## Start

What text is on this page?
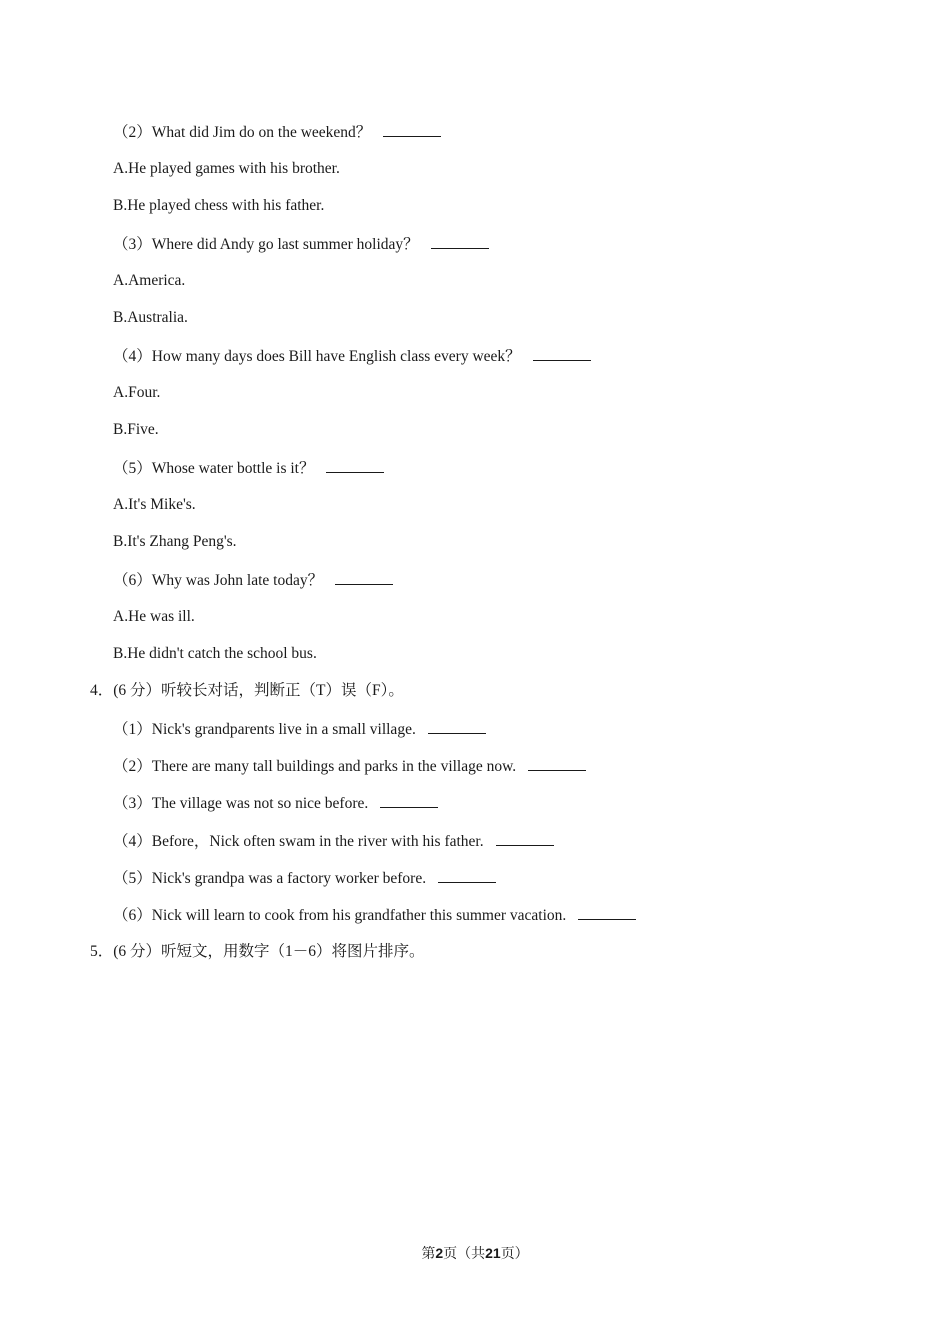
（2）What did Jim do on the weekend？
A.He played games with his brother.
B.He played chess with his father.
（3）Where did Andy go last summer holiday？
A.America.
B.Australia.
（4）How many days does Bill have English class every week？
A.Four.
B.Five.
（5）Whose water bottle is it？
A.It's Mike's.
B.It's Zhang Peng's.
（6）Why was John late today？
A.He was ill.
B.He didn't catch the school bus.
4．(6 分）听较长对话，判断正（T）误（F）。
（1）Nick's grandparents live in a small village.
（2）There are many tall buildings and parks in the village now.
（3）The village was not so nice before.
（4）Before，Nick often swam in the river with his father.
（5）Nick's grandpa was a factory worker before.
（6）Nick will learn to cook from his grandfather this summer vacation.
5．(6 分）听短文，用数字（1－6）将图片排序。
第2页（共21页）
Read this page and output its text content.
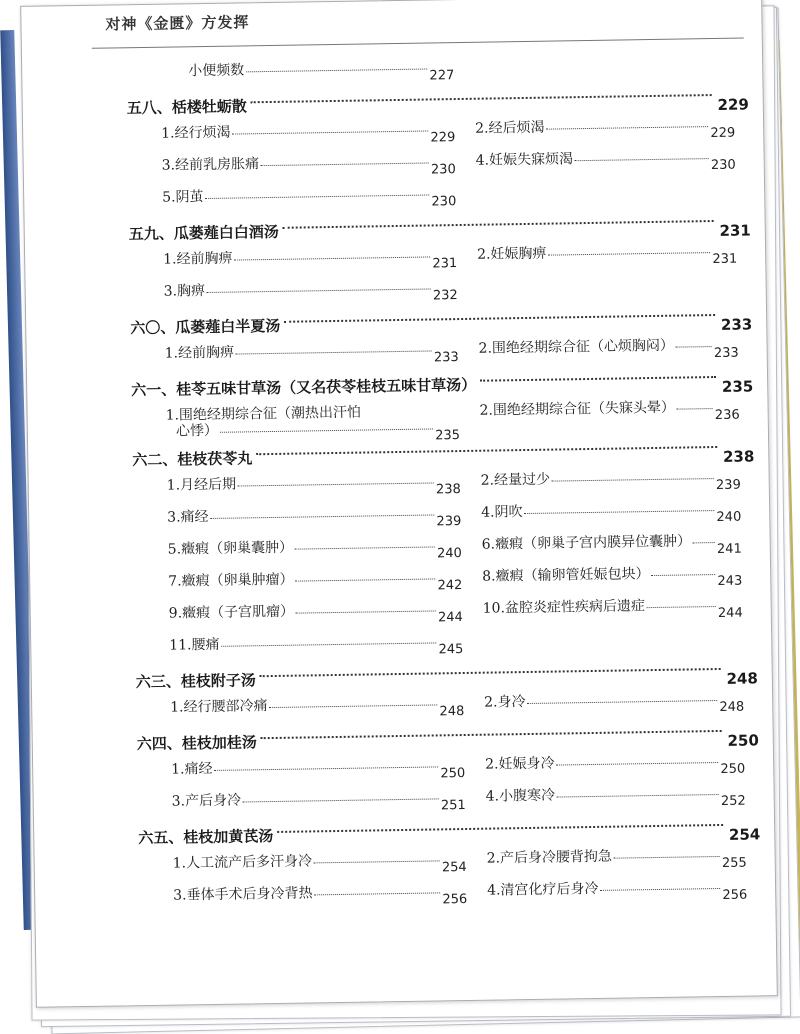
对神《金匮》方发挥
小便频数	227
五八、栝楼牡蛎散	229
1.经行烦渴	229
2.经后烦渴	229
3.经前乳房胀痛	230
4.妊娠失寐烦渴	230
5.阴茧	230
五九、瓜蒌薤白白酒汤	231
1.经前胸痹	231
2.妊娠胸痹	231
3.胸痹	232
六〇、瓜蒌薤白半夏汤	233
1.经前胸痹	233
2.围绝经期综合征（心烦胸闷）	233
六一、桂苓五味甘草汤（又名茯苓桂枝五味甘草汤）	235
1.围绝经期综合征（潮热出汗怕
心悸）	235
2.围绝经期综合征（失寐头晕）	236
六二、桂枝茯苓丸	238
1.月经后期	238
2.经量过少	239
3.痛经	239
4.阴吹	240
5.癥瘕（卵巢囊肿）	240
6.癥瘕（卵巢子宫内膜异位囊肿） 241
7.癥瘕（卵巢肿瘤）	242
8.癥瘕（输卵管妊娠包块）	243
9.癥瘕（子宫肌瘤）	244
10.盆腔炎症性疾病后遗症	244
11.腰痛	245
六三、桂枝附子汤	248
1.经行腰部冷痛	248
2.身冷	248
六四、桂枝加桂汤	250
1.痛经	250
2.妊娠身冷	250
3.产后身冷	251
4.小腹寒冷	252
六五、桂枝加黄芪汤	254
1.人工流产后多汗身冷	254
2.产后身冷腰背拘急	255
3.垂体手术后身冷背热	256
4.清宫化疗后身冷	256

## End
## Start

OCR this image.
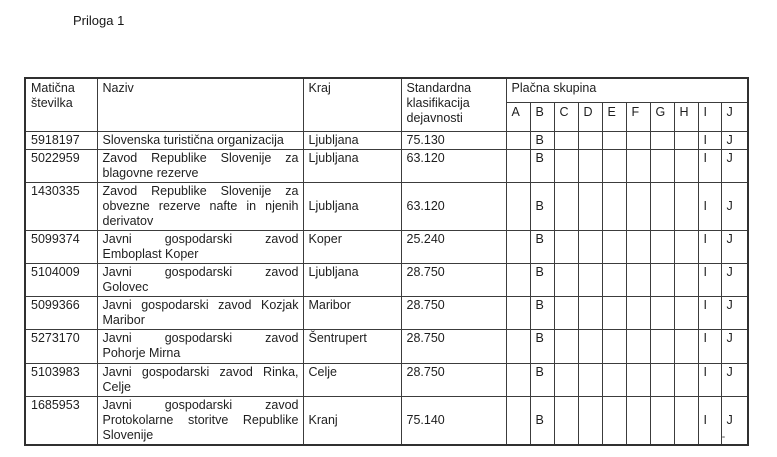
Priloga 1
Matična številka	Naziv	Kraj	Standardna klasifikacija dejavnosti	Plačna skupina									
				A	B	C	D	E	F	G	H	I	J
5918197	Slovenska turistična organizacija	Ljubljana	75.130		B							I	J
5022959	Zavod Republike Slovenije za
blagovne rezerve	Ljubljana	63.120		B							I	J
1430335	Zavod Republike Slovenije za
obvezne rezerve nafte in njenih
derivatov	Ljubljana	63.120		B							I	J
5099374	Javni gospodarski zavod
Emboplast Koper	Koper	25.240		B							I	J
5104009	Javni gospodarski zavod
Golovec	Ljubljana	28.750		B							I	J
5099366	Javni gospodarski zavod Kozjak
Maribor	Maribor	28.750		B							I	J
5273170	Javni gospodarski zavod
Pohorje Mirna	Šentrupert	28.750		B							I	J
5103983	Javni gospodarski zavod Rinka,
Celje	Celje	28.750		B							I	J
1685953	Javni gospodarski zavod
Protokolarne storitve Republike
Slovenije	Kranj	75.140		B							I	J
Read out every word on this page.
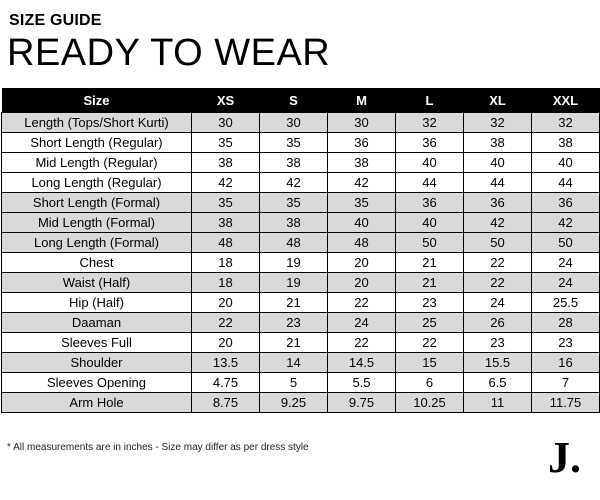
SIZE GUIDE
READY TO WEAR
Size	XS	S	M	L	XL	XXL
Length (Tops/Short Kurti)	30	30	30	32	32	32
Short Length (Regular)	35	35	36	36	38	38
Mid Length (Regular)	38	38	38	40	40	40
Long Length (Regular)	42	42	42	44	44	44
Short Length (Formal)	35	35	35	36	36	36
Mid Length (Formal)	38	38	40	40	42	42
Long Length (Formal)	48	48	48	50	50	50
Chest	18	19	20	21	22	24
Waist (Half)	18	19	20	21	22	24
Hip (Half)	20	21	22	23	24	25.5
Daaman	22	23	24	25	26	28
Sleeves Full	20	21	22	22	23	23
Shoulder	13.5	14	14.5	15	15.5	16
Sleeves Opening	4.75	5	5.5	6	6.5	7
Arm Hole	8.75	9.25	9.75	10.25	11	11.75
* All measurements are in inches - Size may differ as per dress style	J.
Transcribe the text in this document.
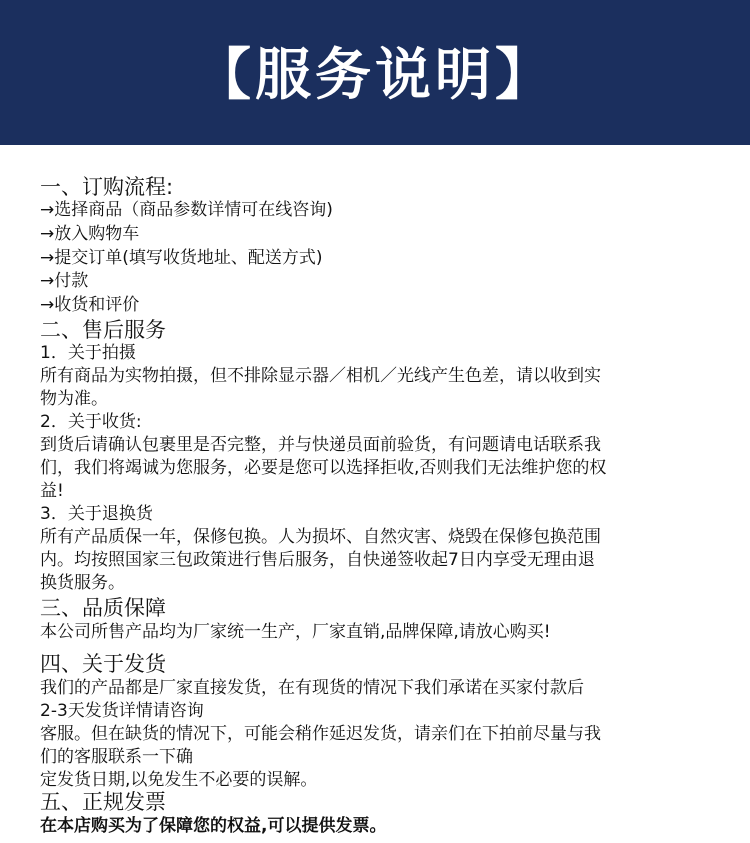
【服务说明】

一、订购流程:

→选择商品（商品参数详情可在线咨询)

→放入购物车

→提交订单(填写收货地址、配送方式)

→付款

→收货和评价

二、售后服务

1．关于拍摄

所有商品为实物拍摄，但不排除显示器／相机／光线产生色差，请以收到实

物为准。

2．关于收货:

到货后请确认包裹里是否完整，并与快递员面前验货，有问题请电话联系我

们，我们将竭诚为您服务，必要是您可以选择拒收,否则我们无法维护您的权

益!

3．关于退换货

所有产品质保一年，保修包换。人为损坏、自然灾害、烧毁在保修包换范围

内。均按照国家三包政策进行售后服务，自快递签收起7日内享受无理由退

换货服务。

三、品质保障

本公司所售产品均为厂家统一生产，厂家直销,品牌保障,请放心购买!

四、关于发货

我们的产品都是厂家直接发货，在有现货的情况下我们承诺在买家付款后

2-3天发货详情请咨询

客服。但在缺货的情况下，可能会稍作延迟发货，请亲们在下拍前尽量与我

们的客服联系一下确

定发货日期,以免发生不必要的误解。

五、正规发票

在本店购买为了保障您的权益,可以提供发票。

## End

- **Written task**
Copy out each line of the material that holds the word "every".

- **Task response**
（4）How many days does Bill have English class every week？
Read out every word on this page.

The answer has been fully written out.